| TASK DESCRIPTION |
Pull out every line of the listing below where "MINUTES" appears.

| AVAILABLE DATA |
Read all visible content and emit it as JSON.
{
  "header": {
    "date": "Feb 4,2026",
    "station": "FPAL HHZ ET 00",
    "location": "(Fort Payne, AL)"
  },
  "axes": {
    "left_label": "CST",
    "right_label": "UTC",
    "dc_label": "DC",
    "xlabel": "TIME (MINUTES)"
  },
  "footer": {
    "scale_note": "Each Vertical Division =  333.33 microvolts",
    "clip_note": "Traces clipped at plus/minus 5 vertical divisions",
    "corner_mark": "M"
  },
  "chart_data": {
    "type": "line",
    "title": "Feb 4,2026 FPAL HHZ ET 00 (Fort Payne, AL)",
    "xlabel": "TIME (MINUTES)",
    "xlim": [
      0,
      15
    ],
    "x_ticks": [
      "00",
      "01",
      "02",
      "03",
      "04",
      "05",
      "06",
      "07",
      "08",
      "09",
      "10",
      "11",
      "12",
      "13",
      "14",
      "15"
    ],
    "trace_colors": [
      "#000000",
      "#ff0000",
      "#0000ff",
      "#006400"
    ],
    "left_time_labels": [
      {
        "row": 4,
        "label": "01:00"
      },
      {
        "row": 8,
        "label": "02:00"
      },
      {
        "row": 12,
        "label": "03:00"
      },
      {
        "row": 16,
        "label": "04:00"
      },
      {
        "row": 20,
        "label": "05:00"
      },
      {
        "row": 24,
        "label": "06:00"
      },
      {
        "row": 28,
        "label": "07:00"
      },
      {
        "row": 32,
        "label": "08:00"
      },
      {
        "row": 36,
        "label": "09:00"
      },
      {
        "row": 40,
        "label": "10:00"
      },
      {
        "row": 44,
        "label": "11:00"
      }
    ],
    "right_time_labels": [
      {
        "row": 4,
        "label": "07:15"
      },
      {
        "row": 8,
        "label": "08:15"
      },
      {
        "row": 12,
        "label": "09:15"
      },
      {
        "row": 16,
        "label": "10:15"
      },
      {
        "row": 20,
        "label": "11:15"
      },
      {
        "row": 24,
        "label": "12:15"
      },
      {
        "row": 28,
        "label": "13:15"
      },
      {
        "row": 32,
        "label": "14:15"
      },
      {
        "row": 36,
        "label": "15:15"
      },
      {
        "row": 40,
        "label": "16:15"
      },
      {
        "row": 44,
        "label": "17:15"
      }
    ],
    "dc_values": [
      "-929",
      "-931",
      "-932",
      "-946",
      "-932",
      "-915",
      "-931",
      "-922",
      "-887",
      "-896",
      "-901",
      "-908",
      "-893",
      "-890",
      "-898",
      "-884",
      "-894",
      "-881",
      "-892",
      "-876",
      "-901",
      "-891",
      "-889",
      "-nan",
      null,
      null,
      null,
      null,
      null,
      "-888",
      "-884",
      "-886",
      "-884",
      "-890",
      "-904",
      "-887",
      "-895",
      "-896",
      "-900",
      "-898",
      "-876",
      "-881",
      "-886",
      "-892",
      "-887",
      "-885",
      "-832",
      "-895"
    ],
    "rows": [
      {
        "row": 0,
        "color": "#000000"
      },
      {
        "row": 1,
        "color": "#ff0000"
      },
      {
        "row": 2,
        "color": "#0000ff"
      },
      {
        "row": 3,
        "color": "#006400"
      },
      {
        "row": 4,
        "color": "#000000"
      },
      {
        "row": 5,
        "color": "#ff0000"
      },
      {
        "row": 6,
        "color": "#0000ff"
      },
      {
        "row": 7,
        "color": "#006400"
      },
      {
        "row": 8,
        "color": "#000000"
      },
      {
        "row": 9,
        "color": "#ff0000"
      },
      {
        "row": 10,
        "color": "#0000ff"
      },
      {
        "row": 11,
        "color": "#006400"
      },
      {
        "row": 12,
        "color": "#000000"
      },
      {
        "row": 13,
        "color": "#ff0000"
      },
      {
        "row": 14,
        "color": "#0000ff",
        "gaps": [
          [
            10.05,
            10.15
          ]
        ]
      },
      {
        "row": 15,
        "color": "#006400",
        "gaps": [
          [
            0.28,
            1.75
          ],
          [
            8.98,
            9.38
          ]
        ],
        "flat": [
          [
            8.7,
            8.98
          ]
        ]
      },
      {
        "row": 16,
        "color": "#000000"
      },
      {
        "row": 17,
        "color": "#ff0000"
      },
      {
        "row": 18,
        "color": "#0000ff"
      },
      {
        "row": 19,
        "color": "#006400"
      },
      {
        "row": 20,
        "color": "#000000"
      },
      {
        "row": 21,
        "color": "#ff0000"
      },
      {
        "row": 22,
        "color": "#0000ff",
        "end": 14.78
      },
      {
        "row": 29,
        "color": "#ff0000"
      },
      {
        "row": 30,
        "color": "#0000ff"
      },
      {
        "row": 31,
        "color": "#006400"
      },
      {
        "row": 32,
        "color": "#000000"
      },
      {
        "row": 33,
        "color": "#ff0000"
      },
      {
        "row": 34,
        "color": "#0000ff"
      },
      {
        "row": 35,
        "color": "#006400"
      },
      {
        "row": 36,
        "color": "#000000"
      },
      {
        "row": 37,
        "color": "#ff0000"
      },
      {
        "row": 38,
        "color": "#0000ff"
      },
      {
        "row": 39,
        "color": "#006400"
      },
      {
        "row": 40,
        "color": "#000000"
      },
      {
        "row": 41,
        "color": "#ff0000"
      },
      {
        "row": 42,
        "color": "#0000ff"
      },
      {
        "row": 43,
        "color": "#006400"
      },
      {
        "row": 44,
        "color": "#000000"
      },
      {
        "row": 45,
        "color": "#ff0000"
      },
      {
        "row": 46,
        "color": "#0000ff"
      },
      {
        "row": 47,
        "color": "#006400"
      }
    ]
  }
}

| SOLUTION TO THIS TASK |
    "xlabel": "TIME (MINUTES)"
    "xlabel": "TIME (MINUTES)",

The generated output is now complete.